[Dataset items]
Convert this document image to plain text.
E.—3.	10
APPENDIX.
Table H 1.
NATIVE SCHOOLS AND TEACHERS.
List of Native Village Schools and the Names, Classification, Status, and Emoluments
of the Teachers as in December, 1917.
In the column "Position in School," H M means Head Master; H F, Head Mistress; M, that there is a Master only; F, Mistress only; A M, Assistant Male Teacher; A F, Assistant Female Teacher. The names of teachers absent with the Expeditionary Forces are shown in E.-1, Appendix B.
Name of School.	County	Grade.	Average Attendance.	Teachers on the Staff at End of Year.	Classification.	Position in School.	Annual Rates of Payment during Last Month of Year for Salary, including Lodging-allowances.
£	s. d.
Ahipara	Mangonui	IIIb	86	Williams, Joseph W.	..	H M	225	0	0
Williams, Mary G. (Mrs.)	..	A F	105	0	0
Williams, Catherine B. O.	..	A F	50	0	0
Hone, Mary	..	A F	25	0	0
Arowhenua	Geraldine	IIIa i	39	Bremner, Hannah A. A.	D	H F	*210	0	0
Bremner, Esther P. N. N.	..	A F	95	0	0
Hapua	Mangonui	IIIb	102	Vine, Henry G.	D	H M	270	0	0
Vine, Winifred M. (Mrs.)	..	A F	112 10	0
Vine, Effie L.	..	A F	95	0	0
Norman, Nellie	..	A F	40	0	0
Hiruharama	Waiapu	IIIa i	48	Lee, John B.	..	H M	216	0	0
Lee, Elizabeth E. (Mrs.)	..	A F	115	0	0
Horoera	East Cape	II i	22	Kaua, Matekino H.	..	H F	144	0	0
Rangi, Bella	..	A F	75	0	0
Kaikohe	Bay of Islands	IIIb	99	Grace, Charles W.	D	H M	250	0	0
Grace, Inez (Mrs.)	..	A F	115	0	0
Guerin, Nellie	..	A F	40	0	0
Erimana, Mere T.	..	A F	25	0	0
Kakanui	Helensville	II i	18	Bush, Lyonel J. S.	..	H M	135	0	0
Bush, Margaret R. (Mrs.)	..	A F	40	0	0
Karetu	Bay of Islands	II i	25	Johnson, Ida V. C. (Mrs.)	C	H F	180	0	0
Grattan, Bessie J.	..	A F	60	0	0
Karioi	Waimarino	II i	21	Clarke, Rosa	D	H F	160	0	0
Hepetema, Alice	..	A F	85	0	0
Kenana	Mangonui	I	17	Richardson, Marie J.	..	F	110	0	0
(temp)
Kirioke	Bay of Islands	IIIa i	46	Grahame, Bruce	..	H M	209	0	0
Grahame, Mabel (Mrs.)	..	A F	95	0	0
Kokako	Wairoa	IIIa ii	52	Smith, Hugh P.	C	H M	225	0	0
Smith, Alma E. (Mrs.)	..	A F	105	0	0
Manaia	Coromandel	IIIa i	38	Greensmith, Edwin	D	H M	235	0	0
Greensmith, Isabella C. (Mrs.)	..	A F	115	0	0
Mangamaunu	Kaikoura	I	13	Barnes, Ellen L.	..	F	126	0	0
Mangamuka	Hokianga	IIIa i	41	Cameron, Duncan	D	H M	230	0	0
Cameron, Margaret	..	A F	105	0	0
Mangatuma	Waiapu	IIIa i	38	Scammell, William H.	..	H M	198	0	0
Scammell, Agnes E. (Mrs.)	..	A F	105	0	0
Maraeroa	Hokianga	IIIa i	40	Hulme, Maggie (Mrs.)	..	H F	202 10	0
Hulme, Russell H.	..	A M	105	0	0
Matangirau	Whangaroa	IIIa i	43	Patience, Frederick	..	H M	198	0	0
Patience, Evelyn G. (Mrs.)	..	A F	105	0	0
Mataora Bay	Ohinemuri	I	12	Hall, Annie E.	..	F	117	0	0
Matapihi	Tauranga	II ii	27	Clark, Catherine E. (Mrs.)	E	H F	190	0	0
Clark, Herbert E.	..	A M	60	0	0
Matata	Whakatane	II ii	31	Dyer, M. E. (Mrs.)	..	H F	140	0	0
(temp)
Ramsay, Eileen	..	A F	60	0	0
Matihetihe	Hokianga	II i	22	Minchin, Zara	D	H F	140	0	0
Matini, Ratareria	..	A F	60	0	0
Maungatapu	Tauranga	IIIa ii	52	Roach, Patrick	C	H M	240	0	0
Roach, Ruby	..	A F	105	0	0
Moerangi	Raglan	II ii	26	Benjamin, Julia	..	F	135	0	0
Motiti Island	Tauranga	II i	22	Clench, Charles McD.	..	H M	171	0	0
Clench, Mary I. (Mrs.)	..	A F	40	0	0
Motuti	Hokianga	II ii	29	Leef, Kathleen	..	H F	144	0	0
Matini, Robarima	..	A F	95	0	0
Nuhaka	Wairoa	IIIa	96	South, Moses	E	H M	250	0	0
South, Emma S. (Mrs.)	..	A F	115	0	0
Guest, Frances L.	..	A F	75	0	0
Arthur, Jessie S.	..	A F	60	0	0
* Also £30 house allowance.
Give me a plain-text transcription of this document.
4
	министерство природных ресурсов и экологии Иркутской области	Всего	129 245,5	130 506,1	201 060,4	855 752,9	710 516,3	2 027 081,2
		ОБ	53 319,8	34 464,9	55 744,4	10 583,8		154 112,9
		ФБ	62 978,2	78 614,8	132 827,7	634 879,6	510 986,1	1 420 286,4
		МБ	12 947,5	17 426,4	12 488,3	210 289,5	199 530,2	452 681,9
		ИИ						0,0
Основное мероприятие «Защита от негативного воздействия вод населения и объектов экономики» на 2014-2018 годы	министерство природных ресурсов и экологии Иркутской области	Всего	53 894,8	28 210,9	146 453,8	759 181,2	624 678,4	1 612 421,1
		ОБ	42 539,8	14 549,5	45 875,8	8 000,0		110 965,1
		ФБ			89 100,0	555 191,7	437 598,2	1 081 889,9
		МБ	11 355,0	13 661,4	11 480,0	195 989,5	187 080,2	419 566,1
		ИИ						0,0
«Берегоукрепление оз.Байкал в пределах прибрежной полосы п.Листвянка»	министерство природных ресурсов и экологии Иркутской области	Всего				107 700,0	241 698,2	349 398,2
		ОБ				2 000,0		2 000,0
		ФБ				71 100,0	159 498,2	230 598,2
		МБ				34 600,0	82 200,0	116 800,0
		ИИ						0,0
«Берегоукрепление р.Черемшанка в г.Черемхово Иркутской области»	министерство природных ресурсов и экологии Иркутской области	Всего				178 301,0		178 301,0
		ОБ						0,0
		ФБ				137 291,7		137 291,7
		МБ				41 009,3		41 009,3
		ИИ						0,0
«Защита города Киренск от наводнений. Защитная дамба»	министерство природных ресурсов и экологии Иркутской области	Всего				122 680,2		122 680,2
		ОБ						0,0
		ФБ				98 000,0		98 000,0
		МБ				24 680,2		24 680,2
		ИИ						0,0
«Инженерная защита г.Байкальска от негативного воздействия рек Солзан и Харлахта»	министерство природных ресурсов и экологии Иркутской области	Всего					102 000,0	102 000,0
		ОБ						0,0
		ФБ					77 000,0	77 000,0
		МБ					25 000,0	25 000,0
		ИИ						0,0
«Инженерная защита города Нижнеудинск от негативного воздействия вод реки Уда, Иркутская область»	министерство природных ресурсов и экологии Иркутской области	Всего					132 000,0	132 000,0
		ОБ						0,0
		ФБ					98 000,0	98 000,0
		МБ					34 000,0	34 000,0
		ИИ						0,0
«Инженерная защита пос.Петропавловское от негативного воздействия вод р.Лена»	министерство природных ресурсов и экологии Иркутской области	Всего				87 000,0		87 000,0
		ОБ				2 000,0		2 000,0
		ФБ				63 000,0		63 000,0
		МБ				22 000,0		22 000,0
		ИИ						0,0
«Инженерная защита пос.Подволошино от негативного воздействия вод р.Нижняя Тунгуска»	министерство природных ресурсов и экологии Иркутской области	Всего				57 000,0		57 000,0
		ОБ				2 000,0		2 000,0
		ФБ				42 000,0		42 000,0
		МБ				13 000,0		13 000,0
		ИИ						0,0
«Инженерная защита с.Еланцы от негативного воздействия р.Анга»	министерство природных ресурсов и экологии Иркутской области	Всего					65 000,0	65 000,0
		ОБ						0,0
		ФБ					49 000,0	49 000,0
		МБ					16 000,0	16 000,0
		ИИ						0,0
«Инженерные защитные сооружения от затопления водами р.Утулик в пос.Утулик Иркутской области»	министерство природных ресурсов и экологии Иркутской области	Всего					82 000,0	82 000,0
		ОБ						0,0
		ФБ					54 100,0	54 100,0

* **INSTRUCTIONS TO FOLLOW**
Every line that holds the string "Matini" should be returned.

* **RESULT BELOW**
Matini, Ratareria	..	A F	60	0	0
Matini, Robarima	..	A F	95	0	0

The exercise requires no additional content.